Restate the entries word for word, omitting nothing.

-- start of Records supplied --

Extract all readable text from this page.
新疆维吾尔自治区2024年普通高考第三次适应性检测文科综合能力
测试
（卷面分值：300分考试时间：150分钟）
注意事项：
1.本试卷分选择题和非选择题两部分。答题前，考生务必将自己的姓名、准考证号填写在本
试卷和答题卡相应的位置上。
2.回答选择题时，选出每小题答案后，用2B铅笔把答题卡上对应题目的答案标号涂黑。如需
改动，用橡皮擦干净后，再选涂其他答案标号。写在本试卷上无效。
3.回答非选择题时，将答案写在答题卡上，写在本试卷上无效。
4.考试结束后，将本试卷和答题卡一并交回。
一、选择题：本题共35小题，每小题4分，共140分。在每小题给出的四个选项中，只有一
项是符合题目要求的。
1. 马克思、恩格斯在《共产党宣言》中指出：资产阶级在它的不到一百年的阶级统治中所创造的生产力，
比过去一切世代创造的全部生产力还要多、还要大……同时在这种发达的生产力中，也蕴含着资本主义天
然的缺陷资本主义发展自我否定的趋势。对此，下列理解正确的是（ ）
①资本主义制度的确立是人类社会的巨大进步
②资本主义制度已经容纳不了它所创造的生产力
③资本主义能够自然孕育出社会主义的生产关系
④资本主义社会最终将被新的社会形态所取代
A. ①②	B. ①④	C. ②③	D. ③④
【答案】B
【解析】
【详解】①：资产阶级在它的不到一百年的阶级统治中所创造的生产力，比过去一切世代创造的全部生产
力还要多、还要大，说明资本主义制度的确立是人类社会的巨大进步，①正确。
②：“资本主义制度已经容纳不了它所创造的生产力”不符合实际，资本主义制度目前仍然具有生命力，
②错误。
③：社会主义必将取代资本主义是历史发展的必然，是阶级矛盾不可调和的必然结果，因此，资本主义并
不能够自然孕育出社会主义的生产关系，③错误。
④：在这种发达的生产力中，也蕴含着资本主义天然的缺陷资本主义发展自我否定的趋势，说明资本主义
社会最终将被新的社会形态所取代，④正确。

-- end of Records supplied --

Final answer:
Extract all readable text from this page.
新疆维吾尔自治区2024年普通高考第三次适应性检测文科综合能力
测试
（卷面分值：300分考试时间：150分钟）
注意事项：
1.本试卷分选择题和非选择题两部分。答题前，考生务必将自己的姓名、准考证号填写在本
试卷和答题卡相应的位置上。
2.回答选择题时，选出每小题答案后，用2B铅笔把答题卡上对应题目的答案标号涂黑。如需
改动，用橡皮擦干净后，再选涂其他答案标号。写在本试卷上无效。
3.回答非选择题时，将答案写在答题卡上，写在本试卷上无效。
4.考试结束后，将本试卷和答题卡一并交回。
一、选择题：本题共35小题，每小题4分，共140分。在每小题给出的四个选项中，只有一
项是符合题目要求的。
1. 马克思、恩格斯在《共产党宣言》中指出：资产阶级在它的不到一百年的阶级统治中所创造的生产力，
比过去一切世代创造的全部生产力还要多、还要大……同时在这种发达的生产力中，也蕴含着资本主义天
然的缺陷资本主义发展自我否定的趋势。对此，下列理解正确的是（ ）
①资本主义制度的确立是人类社会的巨大进步
②资本主义制度已经容纳不了它所创造的生产力
③资本主义能够自然孕育出社会主义的生产关系
④资本主义社会最终将被新的社会形态所取代
A. ①②	B. ①④	C. ②③	D. ③④
【答案】B
【解析】
【详解】①：资产阶级在它的不到一百年的阶级统治中所创造的生产力，比过去一切世代创造的全部生产
力还要多、还要大，说明资本主义制度的确立是人类社会的巨大进步，①正确。
②：“资本主义制度已经容纳不了它所创造的生产力”不符合实际，资本主义制度目前仍然具有生命力，
②错误。
③：社会主义必将取代资本主义是历史发展的必然，是阶级矛盾不可调和的必然结果，因此，资本主义并
不能够自然孕育出社会主义的生产关系，③错误。
④：在这种发达的生产力中，也蕴含着资本主义天然的缺陷资本主义发展自我否定的趋势，说明资本主义
社会最终将被新的社会形态所取代，④正确。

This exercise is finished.